Dataset rows for document pages
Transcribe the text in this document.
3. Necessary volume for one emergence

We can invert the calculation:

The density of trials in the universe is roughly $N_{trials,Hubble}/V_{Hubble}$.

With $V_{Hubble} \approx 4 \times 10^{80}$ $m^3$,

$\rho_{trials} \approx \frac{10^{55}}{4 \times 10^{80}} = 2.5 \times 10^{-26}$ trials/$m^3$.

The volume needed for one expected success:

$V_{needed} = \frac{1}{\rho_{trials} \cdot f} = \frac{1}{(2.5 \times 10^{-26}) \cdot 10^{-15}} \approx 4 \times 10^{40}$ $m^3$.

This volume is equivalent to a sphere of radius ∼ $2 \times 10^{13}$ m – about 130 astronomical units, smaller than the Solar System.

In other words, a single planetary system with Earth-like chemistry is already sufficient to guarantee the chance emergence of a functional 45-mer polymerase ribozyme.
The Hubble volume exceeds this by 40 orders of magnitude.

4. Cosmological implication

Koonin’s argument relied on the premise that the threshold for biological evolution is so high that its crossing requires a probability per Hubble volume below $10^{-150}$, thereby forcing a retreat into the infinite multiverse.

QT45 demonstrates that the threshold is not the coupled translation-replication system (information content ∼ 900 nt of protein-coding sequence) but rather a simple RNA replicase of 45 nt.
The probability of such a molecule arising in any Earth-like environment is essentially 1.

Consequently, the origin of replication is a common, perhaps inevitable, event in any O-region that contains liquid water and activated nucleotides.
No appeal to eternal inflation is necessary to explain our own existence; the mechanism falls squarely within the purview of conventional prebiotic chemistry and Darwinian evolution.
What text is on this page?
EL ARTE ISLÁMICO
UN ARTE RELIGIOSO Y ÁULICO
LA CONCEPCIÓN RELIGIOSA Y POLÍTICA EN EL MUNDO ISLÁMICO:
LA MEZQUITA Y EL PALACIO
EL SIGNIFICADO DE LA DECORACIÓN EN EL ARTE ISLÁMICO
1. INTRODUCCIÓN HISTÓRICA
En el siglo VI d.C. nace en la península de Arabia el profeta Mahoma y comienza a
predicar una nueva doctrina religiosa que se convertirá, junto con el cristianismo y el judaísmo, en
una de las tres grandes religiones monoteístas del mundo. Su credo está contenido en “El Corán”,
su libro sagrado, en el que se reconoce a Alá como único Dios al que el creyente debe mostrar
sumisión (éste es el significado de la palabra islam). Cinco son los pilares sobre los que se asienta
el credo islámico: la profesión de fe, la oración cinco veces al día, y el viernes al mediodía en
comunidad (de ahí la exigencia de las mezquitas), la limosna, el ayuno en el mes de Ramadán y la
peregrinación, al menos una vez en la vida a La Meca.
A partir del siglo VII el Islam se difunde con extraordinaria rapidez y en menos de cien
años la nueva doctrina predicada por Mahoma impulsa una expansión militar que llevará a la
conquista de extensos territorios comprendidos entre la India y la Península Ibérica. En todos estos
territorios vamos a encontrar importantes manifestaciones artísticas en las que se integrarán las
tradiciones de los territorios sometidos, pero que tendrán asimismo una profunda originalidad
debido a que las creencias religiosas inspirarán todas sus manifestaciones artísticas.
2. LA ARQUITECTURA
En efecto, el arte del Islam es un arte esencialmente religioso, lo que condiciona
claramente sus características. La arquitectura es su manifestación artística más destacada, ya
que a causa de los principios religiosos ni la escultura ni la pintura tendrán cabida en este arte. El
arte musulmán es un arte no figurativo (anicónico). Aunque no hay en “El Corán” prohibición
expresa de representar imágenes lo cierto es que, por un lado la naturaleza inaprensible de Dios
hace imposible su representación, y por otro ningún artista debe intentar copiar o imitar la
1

TO DO
Show a copy of each line from the records above in which the string "doctrina" occurs.

RESULT OF THIS EXERCISE
predicar una nueva doctrina religiosa que se convertirá, junto con el cristianismo y el judaísmo, en
años la nueva doctrina predicada por Mahoma impulsa una expansión militar que llevará a la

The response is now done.